⟨
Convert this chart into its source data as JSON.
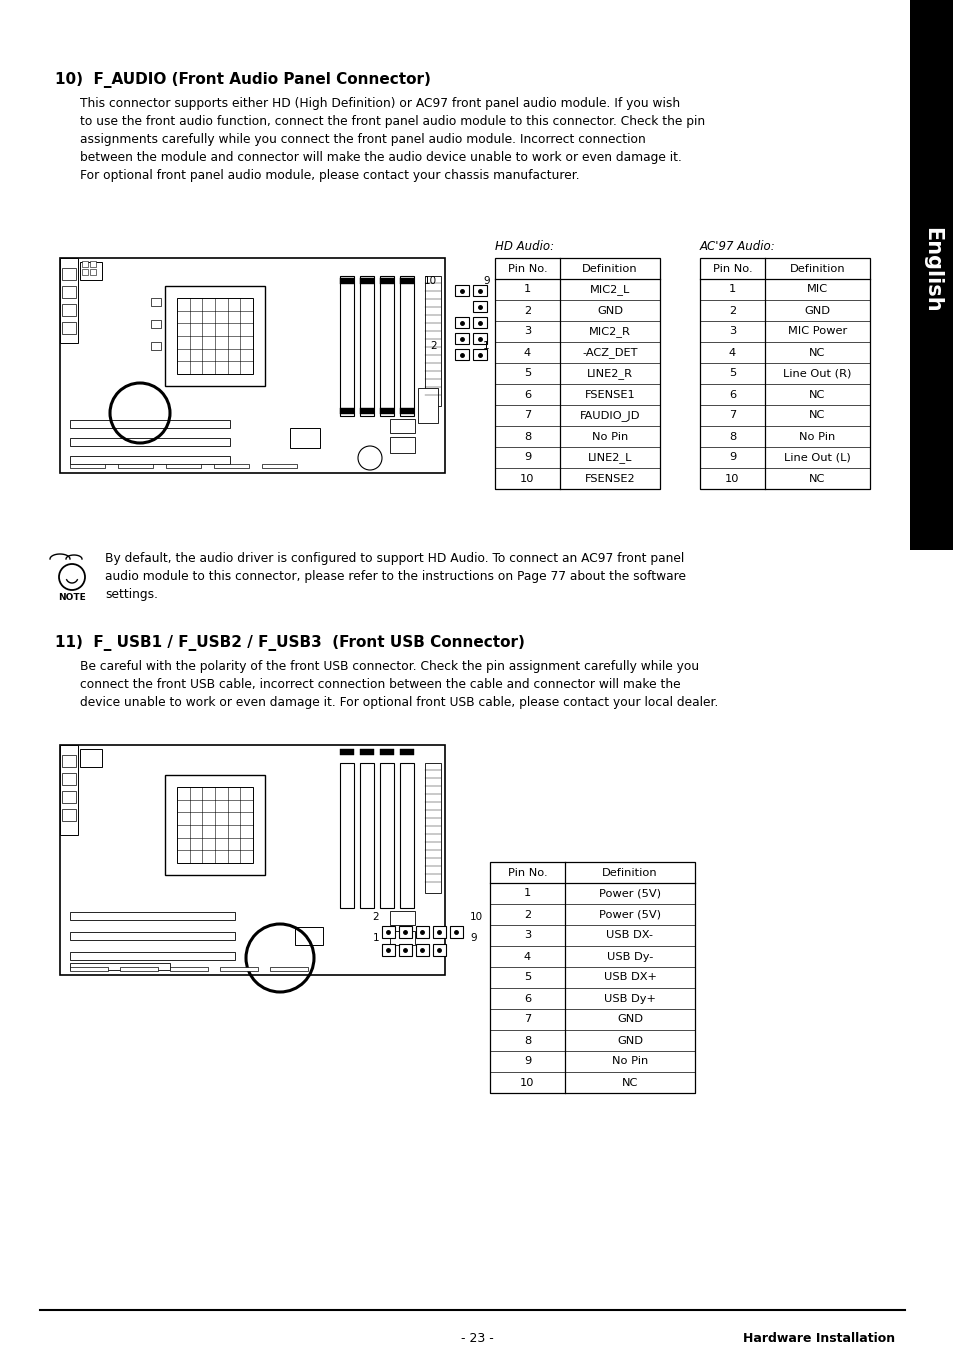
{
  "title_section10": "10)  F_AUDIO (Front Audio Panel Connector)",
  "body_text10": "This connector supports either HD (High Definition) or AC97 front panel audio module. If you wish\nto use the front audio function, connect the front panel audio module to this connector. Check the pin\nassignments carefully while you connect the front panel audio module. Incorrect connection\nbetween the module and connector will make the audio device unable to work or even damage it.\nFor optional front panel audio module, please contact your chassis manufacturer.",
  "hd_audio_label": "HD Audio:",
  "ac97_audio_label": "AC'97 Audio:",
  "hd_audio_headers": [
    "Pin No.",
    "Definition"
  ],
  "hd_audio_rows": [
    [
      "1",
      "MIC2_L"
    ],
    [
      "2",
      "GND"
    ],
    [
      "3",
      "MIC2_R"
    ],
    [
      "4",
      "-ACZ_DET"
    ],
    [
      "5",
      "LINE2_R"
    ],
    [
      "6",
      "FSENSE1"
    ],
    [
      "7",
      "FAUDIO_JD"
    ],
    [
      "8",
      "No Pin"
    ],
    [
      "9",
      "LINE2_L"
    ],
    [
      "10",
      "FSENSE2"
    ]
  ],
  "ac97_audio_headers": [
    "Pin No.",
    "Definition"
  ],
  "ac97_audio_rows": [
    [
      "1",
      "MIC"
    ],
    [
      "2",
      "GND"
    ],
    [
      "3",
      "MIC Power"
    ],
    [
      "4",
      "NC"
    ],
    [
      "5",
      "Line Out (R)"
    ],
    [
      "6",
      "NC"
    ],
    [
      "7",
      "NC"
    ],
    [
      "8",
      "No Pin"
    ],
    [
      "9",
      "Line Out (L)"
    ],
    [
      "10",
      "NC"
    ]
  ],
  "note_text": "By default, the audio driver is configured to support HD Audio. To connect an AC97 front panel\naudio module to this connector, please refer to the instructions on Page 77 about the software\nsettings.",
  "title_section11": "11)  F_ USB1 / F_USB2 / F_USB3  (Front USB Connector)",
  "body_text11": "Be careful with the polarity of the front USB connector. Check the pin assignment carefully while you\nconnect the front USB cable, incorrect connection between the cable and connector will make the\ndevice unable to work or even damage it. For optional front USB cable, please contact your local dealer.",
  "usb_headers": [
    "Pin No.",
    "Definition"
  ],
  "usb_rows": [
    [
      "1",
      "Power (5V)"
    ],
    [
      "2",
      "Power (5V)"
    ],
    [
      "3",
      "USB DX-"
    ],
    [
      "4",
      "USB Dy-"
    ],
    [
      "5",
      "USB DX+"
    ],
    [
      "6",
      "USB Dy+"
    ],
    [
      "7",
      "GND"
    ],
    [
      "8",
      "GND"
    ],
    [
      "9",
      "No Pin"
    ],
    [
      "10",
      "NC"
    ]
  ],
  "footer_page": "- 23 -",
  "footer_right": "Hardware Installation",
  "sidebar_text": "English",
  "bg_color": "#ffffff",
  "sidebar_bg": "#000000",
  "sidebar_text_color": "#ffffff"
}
⟩
WHAT IS EXPECTED:
Each entry above is to be written out again unchanged, apart from the pictures, which are left out.

COMPLETED EXERCISE:
Convert this chart into its source data as JSON.
{
  "title_section10": "10)  F_AUDIO (Front Audio Panel Connector)",
  "body_text10": "This connector supports either HD (High Definition) or AC97 front panel audio module. If you wish\nto use the front audio function, connect the front panel audio module to this connector. Check the pin\nassignments carefully while you connect the front panel audio module. Incorrect connection\nbetween the module and connector will make the audio device unable to work or even damage it.\nFor optional front panel audio module, please contact your chassis manufacturer.",
  "hd_audio_label": "HD Audio:",
  "ac97_audio_label": "AC'97 Audio:",
  "hd_audio_headers": [
    "Pin No.",
    "Definition"
  ],
  "hd_audio_rows": [
    [
      "1",
      "MIC2_L"
    ],
    [
      "2",
      "GND"
    ],
    [
      "3",
      "MIC2_R"
    ],
    [
      "4",
      "-ACZ_DET"
    ],
    [
      "5",
      "LINE2_R"
    ],
    [
      "6",
      "FSENSE1"
    ],
    [
      "7",
      "FAUDIO_JD"
    ],
    [
      "8",
      "No Pin"
    ],
    [
      "9",
      "LINE2_L"
    ],
    [
      "10",
      "FSENSE2"
    ]
  ],
  "ac97_audio_headers": [
    "Pin No.",
    "Definition"
  ],
  "ac97_audio_rows": [
    [
      "1",
      "MIC"
    ],
    [
      "2",
      "GND"
    ],
    [
      "3",
      "MIC Power"
    ],
    [
      "4",
      "NC"
    ],
    [
      "5",
      "Line Out (R)"
    ],
    [
      "6",
      "NC"
    ],
    [
      "7",
      "NC"
    ],
    [
      "8",
      "No Pin"
    ],
    [
      "9",
      "Line Out (L)"
    ],
    [
      "10",
      "NC"
    ]
  ],
  "note_text": "By default, the audio driver is configured to support HD Audio. To connect an AC97 front panel\naudio module to this connector, please refer to the instructions on Page 77 about the software\nsettings.",
  "title_section11": "11)  F_ USB1 / F_USB2 / F_USB3  (Front USB Connector)",
  "body_text11": "Be careful with the polarity of the front USB connector. Check the pin assignment carefully while you\nconnect the front USB cable, incorrect connection between the cable and connector will make the\ndevice unable to work or even damage it. For optional front USB cable, please contact your local dealer.",
  "usb_headers": [
    "Pin No.",
    "Definition"
  ],
  "usb_rows": [
    [
      "1",
      "Power (5V)"
    ],
    [
      "2",
      "Power (5V)"
    ],
    [
      "3",
      "USB DX-"
    ],
    [
      "4",
      "USB Dy-"
    ],
    [
      "5",
      "USB DX+"
    ],
    [
      "6",
      "USB Dy+"
    ],
    [
      "7",
      "GND"
    ],
    [
      "8",
      "GND"
    ],
    [
      "9",
      "No Pin"
    ],
    [
      "10",
      "NC"
    ]
  ],
  "footer_page": "- 23 -",
  "footer_right": "Hardware Installation",
  "sidebar_text": "English",
  "bg_color": "#ffffff",
  "sidebar_bg": "#000000",
  "sidebar_text_color": "#ffffff"
}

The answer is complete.